Task details — Each record below is to be reproduced without any change.

--- start of Data for this task ---

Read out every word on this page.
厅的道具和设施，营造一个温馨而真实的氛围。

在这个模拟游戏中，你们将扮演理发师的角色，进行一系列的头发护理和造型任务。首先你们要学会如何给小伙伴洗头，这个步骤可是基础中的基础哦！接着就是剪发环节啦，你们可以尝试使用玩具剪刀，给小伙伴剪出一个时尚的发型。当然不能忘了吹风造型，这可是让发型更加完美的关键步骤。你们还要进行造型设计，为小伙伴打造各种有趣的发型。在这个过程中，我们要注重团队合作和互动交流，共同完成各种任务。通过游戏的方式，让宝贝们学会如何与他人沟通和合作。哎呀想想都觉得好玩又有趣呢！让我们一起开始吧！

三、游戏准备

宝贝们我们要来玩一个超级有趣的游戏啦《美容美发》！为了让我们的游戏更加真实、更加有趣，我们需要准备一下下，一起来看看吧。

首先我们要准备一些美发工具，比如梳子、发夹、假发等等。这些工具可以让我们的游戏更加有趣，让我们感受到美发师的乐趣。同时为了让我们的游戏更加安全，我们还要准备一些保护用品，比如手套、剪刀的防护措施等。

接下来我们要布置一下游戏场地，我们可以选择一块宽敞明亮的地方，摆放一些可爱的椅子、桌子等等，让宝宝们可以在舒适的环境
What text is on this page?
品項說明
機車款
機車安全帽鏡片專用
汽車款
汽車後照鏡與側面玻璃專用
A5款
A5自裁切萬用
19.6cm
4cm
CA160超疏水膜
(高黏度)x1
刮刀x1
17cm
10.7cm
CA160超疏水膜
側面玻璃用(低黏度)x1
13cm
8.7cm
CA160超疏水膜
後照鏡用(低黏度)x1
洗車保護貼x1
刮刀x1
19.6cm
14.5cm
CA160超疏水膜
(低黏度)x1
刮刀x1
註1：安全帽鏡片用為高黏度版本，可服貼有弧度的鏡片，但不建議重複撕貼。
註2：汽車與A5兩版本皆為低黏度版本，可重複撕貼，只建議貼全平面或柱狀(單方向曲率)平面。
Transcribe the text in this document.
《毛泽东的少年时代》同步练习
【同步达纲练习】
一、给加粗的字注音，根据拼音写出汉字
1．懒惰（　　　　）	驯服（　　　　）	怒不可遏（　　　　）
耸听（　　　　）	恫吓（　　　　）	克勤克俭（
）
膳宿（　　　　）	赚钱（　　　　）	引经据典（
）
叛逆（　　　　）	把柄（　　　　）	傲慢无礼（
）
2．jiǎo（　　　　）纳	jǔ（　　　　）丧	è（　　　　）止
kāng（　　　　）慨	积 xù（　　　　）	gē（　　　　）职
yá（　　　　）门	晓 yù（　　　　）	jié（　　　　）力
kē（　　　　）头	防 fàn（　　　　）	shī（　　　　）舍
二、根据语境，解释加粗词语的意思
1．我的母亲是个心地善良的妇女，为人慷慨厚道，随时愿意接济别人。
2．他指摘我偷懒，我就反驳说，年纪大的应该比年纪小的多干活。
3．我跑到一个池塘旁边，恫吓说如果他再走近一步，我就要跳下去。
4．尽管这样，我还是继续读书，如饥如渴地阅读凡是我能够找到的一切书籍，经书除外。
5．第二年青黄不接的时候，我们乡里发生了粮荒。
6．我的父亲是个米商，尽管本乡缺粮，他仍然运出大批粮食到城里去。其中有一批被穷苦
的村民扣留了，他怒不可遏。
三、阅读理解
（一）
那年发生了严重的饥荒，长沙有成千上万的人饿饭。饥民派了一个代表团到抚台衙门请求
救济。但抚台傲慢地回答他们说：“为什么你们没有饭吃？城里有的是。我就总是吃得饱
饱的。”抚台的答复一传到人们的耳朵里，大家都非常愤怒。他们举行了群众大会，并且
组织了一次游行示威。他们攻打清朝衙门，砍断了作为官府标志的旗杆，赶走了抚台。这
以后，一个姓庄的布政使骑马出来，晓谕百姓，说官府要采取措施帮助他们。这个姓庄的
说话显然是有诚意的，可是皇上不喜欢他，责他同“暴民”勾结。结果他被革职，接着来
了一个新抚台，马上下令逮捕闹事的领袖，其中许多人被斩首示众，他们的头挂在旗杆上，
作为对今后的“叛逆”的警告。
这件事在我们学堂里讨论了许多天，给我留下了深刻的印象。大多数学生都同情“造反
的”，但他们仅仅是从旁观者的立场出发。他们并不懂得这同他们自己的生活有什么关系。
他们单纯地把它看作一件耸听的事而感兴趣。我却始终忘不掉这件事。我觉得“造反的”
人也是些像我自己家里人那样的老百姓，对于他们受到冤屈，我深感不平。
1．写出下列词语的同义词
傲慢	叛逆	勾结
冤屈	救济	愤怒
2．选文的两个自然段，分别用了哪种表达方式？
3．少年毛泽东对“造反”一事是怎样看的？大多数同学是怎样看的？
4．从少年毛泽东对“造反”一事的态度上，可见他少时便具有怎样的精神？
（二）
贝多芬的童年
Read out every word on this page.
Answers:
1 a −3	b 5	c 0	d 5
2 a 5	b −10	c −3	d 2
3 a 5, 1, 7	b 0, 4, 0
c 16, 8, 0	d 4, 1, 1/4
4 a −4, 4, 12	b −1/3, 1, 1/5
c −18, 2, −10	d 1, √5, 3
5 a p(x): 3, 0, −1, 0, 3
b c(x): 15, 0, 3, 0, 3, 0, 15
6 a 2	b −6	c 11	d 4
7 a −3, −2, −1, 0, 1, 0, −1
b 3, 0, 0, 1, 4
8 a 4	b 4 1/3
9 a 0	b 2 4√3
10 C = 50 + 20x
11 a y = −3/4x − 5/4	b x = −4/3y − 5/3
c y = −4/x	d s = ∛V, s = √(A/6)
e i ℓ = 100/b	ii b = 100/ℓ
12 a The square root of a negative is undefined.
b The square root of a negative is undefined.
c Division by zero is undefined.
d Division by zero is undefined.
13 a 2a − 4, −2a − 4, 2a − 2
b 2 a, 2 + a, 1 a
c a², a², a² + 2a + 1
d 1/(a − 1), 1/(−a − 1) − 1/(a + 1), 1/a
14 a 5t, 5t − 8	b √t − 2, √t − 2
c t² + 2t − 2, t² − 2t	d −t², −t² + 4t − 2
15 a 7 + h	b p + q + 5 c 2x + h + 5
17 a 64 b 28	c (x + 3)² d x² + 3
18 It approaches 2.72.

--- end of Data for this task ---

Solution for this exercise —
Read out every word on this page.
厅的道具和设施，营造一个温馨而真实的氛围。

在这个模拟游戏中，你们将扮演理发师的角色，进行一系列的头发护理和造型任务。首先你们要学会如何给小伙伴洗头，这个步骤可是基础中的基础哦！接着就是剪发环节啦，你们可以尝试使用玩具剪刀，给小伙伴剪出一个时尚的发型。当然不能忘了吹风造型，这可是让发型更加完美的关键步骤。你们还要进行造型设计，为小伙伴打造各种有趣的发型。在这个过程中，我们要注重团队合作和互动交流，共同完成各种任务。通过游戏的方式，让宝贝们学会如何与他人沟通和合作。哎呀想想都觉得好玩又有趣呢！让我们一起开始吧！

三、游戏准备

宝贝们我们要来玩一个超级有趣的游戏啦《美容美发》！为了让我们的游戏更加真实、更加有趣，我们需要准备一下下，一起来看看吧。

首先我们要准备一些美发工具，比如梳子、发夹、假发等等。这些工具可以让我们的游戏更加有趣，让我们感受到美发师的乐趣。同时为了让我们的游戏更加安全，我们还要准备一些保护用品，比如手套、剪刀的防护措施等。

接下来我们要布置一下游戏场地，我们可以选择一块宽敞明亮的地方，摆放一些可爱的椅子、桌子等等，让宝宝们可以在舒适的环境
What text is on this page?
品項說明
機車款
機車安全帽鏡片專用
汽車款
汽車後照鏡與側面玻璃專用
A5款
A5自裁切萬用
19.6cm
4cm
CA160超疏水膜
(高黏度)x1
刮刀x1
17cm
10.7cm
CA160超疏水膜
側面玻璃用(低黏度)x1
13cm
8.7cm
CA160超疏水膜
後照鏡用(低黏度)x1
洗車保護貼x1
刮刀x1
19.6cm
14.5cm
CA160超疏水膜
(低黏度)x1
刮刀x1
註1：安全帽鏡片用為高黏度版本，可服貼有弧度的鏡片，但不建議重複撕貼。
註2：汽車與A5兩版本皆為低黏度版本，可重複撕貼，只建議貼全平面或柱狀(單方向曲率)平面。
Transcribe the text in this document.
《毛泽东的少年时代》同步练习
【同步达纲练习】
一、给加粗的字注音，根据拼音写出汉字
1．懒惰（　　　　）	驯服（　　　　）	怒不可遏（　　　　）
耸听（　　　　）	恫吓（　　　　）	克勤克俭（
）
膳宿（　　　　）	赚钱（　　　　）	引经据典（
）
叛逆（　　　　）	把柄（　　　　）	傲慢无礼（
）
2．jiǎo（　　　　）纳	jǔ（　　　　）丧	è（　　　　）止
kāng（　　　　）慨	积 xù（　　　　）	gē（　　　　）职
yá（　　　　）门	晓 yù（　　　　）	jié（　　　　）力
kē（　　　　）头	防 fàn（　　　　）	shī（　　　　）舍
二、根据语境，解释加粗词语的意思
1．我的母亲是个心地善良的妇女，为人慷慨厚道，随时愿意接济别人。
2．他指摘我偷懒，我就反驳说，年纪大的应该比年纪小的多干活。
3．我跑到一个池塘旁边，恫吓说如果他再走近一步，我就要跳下去。
4．尽管这样，我还是继续读书，如饥如渴地阅读凡是我能够找到的一切书籍，经书除外。
5．第二年青黄不接的时候，我们乡里发生了粮荒。
6．我的父亲是个米商，尽管本乡缺粮，他仍然运出大批粮食到城里去。其中有一批被穷苦
的村民扣留了，他怒不可遏。
三、阅读理解
（一）
那年发生了严重的饥荒，长沙有成千上万的人饿饭。饥民派了一个代表团到抚台衙门请求
救济。但抚台傲慢地回答他们说：“为什么你们没有饭吃？城里有的是。我就总是吃得饱
饱的。”抚台的答复一传到人们的耳朵里，大家都非常愤怒。他们举行了群众大会，并且
组织了一次游行示威。他们攻打清朝衙门，砍断了作为官府标志的旗杆，赶走了抚台。这
以后，一个姓庄的布政使骑马出来，晓谕百姓，说官府要采取措施帮助他们。这个姓庄的
说话显然是有诚意的，可是皇上不喜欢他，责他同“暴民”勾结。结果他被革职，接着来
了一个新抚台，马上下令逮捕闹事的领袖，其中许多人被斩首示众，他们的头挂在旗杆上，
作为对今后的“叛逆”的警告。
这件事在我们学堂里讨论了许多天，给我留下了深刻的印象。大多数学生都同情“造反
的”，但他们仅仅是从旁观者的立场出发。他们并不懂得这同他们自己的生活有什么关系。
他们单纯地把它看作一件耸听的事而感兴趣。我却始终忘不掉这件事。我觉得“造反的”
人也是些像我自己家里人那样的老百姓，对于他们受到冤屈，我深感不平。
1．写出下列词语的同义词
傲慢	叛逆	勾结
冤屈	救济	愤怒
2．选文的两个自然段，分别用了哪种表达方式？
3．少年毛泽东对“造反”一事是怎样看的？大多数同学是怎样看的？
4．从少年毛泽东对“造反”一事的态度上，可见他少时便具有怎样的精神？
（二）
贝多芬的童年
Read out every word on this page.
Answers:
1 a −3	b 5	c 0	d 5
2 a 5	b −10	c −3	d 2
3 a 5, 1, 7	b 0, 4, 0
c 16, 8, 0	d 4, 1, 1/4
4 a −4, 4, 12	b −1/3, 1, 1/5
c −18, 2, −10	d 1, √5, 3
5 a p(x): 3, 0, −1, 0, 3
b c(x): 15, 0, 3, 0, 3, 0, 15
6 a 2	b −6	c 11	d 4
7 a −3, −2, −1, 0, 1, 0, −1
b 3, 0, 0, 1, 4
8 a 4	b 4 1/3
9 a 0	b 2 4√3
10 C = 50 + 20x
11 a y = −3/4x − 5/4	b x = −4/3y − 5/3
c y = −4/x	d s = ∛V, s = √(A/6)
e i ℓ = 100/b	ii b = 100/ℓ
12 a The square root of a negative is undefined.
b The square root of a negative is undefined.
c Division by zero is undefined.
d Division by zero is undefined.
13 a 2a − 4, −2a − 4, 2a − 2
b 2 a, 2 + a, 1 a
c a², a², a² + 2a + 1
d 1/(a − 1), 1/(−a − 1) − 1/(a + 1), 1/a
14 a 5t, 5t − 8	b √t − 2, √t − 2
c t² + 2t − 2, t² − 2t	d −t², −t² + 4t − 2
15 a 7 + h	b p + q + 5 c 2x + h + 5
17 a 64 b 28	c (x + 3)² d x² + 3
18 It approaches 2.72.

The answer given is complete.